Your objective ->
Copy out every line in the entries below that includes "name".

Task material ->
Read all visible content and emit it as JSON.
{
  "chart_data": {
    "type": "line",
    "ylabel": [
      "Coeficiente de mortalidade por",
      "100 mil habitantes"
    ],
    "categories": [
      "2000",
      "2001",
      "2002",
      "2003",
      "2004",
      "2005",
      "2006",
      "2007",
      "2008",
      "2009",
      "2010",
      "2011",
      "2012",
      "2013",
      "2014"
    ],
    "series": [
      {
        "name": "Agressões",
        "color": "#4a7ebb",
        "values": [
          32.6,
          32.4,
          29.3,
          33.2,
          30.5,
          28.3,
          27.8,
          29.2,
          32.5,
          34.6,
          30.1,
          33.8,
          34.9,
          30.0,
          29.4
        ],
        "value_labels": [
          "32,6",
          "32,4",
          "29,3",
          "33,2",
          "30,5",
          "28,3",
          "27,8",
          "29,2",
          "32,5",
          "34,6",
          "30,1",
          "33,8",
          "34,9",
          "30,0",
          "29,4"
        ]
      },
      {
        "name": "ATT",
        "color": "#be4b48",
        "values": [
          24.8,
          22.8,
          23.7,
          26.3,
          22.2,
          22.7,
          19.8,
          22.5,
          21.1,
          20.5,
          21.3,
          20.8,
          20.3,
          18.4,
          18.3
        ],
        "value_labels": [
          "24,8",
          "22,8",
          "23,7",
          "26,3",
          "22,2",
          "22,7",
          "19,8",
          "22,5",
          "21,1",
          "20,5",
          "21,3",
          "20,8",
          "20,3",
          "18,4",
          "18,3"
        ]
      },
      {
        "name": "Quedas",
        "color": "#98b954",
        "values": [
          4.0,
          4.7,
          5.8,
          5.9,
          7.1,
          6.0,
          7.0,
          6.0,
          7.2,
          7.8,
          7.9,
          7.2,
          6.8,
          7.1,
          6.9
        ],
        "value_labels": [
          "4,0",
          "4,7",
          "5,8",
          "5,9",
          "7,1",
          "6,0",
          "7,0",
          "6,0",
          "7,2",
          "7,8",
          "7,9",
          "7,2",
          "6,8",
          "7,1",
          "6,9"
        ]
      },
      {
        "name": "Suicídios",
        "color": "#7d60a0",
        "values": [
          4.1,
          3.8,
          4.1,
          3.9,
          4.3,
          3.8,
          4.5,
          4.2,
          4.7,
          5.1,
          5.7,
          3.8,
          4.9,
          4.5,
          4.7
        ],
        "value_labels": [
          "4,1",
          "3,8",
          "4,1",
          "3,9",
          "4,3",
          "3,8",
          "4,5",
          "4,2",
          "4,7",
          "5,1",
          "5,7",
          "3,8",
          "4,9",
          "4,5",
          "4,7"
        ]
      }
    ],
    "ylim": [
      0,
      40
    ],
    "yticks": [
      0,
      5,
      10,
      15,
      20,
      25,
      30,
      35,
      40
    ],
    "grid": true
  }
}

Solved problem ->
        "name": "Agressões",
        "name": "ATT",
        "name": "Quedas",
        "name": "Suicídios",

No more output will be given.